● **DIRECTIONS**
Print the whole listing again exactly, keeping no pictures in it.

=== EXERCISE INPUT ===

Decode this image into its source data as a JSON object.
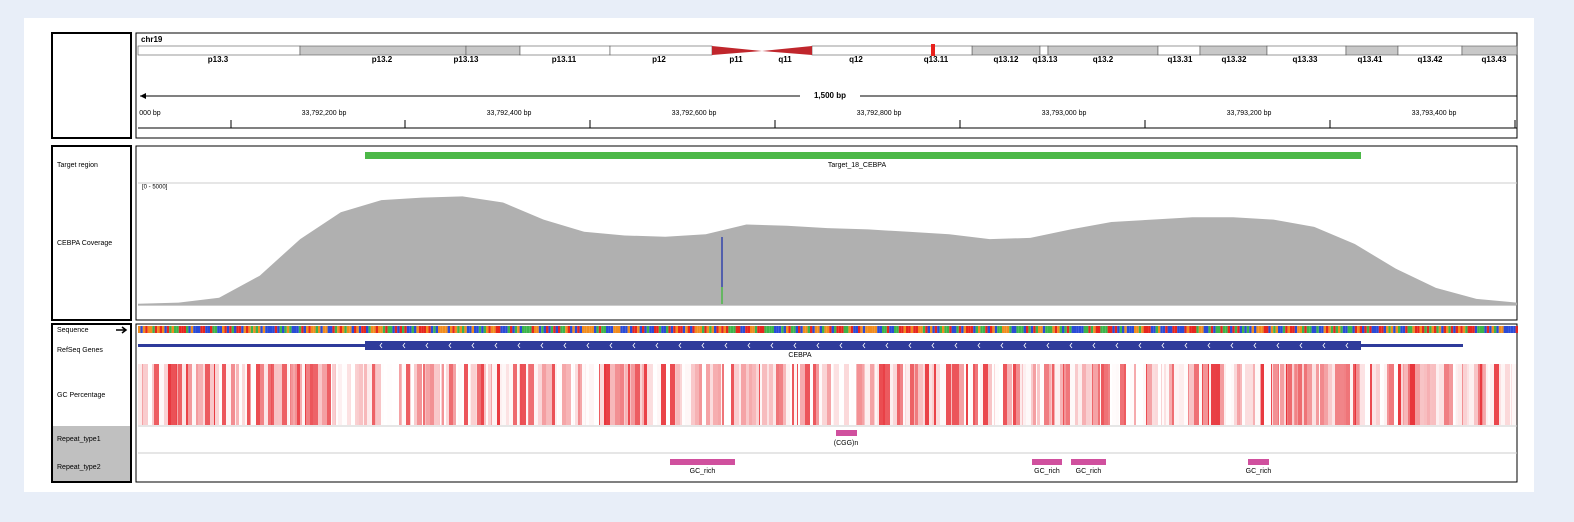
{
  "header": {
    "chromosome": "chr19",
    "span_label": "1,500 bp",
    "bands": [
      "p13.3",
      "p13.2",
      "p13.13",
      "p13.11",
      "p12",
      "p11",
      "q11",
      "q12",
      "q13.11",
      "q13.12",
      "q13.13",
      "q13.2",
      "q13.31",
      "q13.32",
      "q13.33",
      "q13.41",
      "q13.42",
      "q13.43"
    ],
    "ruler_labels": [
      "000 bp",
      "33,792,200 bp",
      "33,792,400 bp",
      "33,792,600 bp",
      "33,792,800 bp",
      "33,793,000 bp",
      "33,793,200 bp",
      "33,793,400 bp"
    ]
  },
  "tracks": {
    "target_region": "Target region",
    "coverage": "CEBPA Coverage",
    "sequence": "Sequence",
    "refseq": "RefSeq Genes",
    "gc": "GC Percentage",
    "repeat1": "Repeat_type1",
    "repeat2": "Repeat_type2"
  },
  "target": {
    "name": "Target_18_CEBPA"
  },
  "coverage": {
    "range_label": "[0 - 5000]",
    "max": 5000,
    "values": [
      50,
      100,
      300,
      1200,
      2700,
      3800,
      4300,
      4400,
      4450,
      4200,
      3500,
      3000,
      2850,
      2800,
      2900,
      3300,
      3250,
      3150,
      3100,
      3000,
      2900,
      2700,
      2750,
      3100,
      3400,
      3500,
      3600,
      3600,
      3500,
      3200,
      2500,
      1500,
      700,
      250,
      100
    ]
  },
  "gene": {
    "name": "CEBPA"
  },
  "repeats": {
    "type1": [
      "(CGG)n"
    ],
    "type2": [
      "GC_rich",
      "GC_rich",
      "GC_rich",
      "GC_rich"
    ]
  }
}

===

● **WRITTEN ANSWER**
Decode this image into its source data as a JSON object.
{
  "header": {
    "chromosome": "chr19",
    "span_label": "1,500 bp",
    "bands": [
      "p13.3",
      "p13.2",
      "p13.13",
      "p13.11",
      "p12",
      "p11",
      "q11",
      "q12",
      "q13.11",
      "q13.12",
      "q13.13",
      "q13.2",
      "q13.31",
      "q13.32",
      "q13.33",
      "q13.41",
      "q13.42",
      "q13.43"
    ],
    "ruler_labels": [
      "000 bp",
      "33,792,200 bp",
      "33,792,400 bp",
      "33,792,600 bp",
      "33,792,800 bp",
      "33,793,000 bp",
      "33,793,200 bp",
      "33,793,400 bp"
    ]
  },
  "tracks": {
    "target_region": "Target region",
    "coverage": "CEBPA Coverage",
    "sequence": "Sequence",
    "refseq": "RefSeq Genes",
    "gc": "GC Percentage",
    "repeat1": "Repeat_type1",
    "repeat2": "Repeat_type2"
  },
  "target": {
    "name": "Target_18_CEBPA"
  },
  "coverage": {
    "range_label": "[0 - 5000]",
    "max": 5000,
    "values": [
      50,
      100,
      300,
      1200,
      2700,
      3800,
      4300,
      4400,
      4450,
      4200,
      3500,
      3000,
      2850,
      2800,
      2900,
      3300,
      3250,
      3150,
      3100,
      3000,
      2900,
      2700,
      2750,
      3100,
      3400,
      3500,
      3600,
      3600,
      3500,
      3200,
      2500,
      1500,
      700,
      250,
      100
    ]
  },
  "gene": {
    "name": "CEBPA"
  },
  "repeats": {
    "type1": [
      "(CGG)n"
    ],
    "type2": [
      "GC_rich",
      "GC_rich",
      "GC_rich",
      "GC_rich"
    ]
  }
}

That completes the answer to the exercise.